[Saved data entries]
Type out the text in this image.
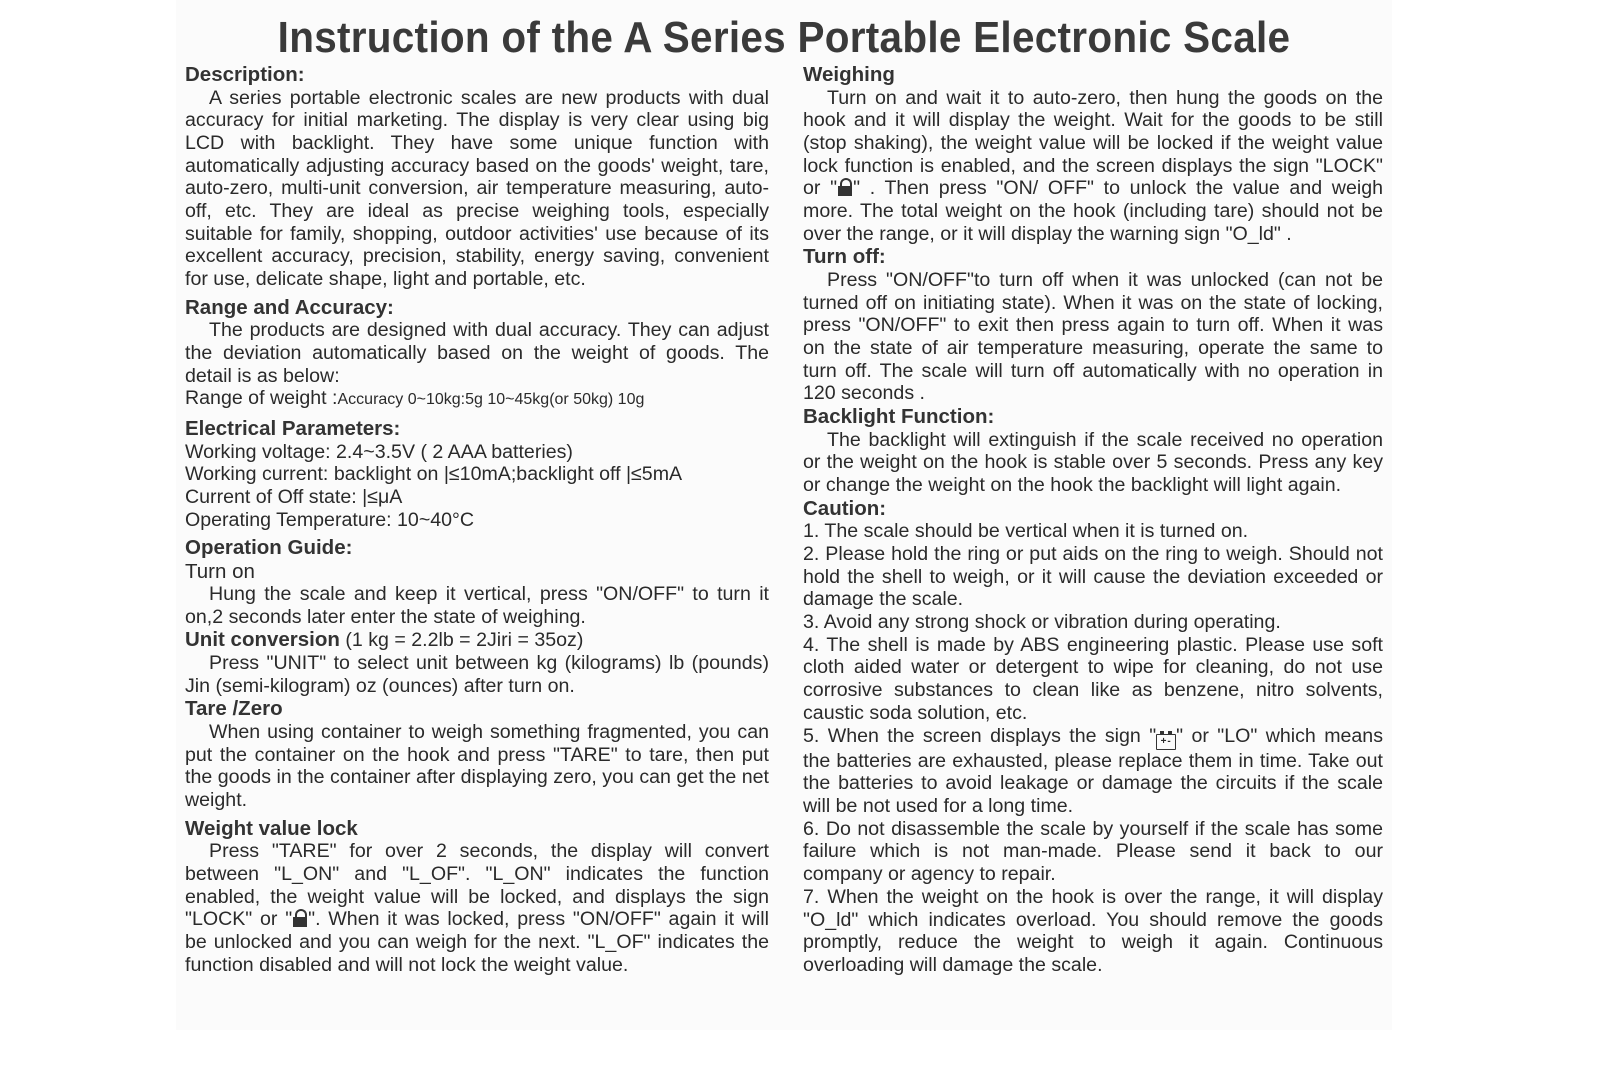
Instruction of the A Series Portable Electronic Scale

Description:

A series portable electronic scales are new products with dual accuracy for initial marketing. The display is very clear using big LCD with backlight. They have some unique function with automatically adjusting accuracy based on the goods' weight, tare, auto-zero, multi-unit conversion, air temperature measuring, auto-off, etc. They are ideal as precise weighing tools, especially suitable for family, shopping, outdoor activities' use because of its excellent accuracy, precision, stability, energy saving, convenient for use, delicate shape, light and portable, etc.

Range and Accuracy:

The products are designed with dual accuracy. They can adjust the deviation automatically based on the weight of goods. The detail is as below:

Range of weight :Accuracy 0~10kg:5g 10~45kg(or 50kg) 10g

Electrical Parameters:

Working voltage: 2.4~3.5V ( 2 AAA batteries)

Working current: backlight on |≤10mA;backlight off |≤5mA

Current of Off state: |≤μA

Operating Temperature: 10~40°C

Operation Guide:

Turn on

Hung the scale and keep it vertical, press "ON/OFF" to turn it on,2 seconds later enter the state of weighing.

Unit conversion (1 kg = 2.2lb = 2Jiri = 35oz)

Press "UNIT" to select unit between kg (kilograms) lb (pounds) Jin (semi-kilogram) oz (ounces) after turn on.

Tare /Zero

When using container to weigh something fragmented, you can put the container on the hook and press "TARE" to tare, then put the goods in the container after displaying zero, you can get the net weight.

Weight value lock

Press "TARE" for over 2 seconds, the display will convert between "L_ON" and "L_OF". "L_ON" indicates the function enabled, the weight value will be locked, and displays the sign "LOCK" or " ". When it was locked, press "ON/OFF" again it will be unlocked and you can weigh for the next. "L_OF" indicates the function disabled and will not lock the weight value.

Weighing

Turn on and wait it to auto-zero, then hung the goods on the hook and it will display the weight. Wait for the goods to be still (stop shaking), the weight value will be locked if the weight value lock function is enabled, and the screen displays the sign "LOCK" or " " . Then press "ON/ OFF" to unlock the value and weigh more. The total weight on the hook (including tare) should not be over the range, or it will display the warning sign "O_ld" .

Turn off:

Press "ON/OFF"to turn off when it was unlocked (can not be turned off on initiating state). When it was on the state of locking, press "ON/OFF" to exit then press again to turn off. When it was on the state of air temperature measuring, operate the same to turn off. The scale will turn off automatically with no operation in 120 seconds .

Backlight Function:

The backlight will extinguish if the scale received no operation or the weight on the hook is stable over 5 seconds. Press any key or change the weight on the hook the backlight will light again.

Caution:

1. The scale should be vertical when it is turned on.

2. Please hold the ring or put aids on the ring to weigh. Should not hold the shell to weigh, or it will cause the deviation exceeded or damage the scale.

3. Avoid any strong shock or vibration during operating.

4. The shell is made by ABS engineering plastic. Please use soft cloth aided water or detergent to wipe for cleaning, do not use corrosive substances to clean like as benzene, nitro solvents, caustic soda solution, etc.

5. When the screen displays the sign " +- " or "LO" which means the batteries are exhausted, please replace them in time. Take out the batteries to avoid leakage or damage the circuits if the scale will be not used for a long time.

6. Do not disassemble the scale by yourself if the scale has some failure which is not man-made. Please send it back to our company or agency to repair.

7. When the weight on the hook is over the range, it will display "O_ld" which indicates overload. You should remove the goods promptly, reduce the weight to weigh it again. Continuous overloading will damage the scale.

### What you have to do
Only lines with "conversion" are wanted here; list each of them.

### Reply to the exercise
A series portable electronic scales are new products with dual accuracy for initial marketing. The display is very clear using big LCD with backlight. They have some unique function with automatically adjusting accuracy based on the goods' weight, tare, auto-zero, multi-unit conversion, air temperature measuring, auto-off, etc. They are ideal as precise weighing tools, especially suitable for family, shopping, outdoor activities' use because of its excellent accuracy, precision, stability, energy saving, convenient for use, delicate shape, light and portable, etc.
Unit conversion (1 kg = 2.2lb = 2Jiri = 35oz)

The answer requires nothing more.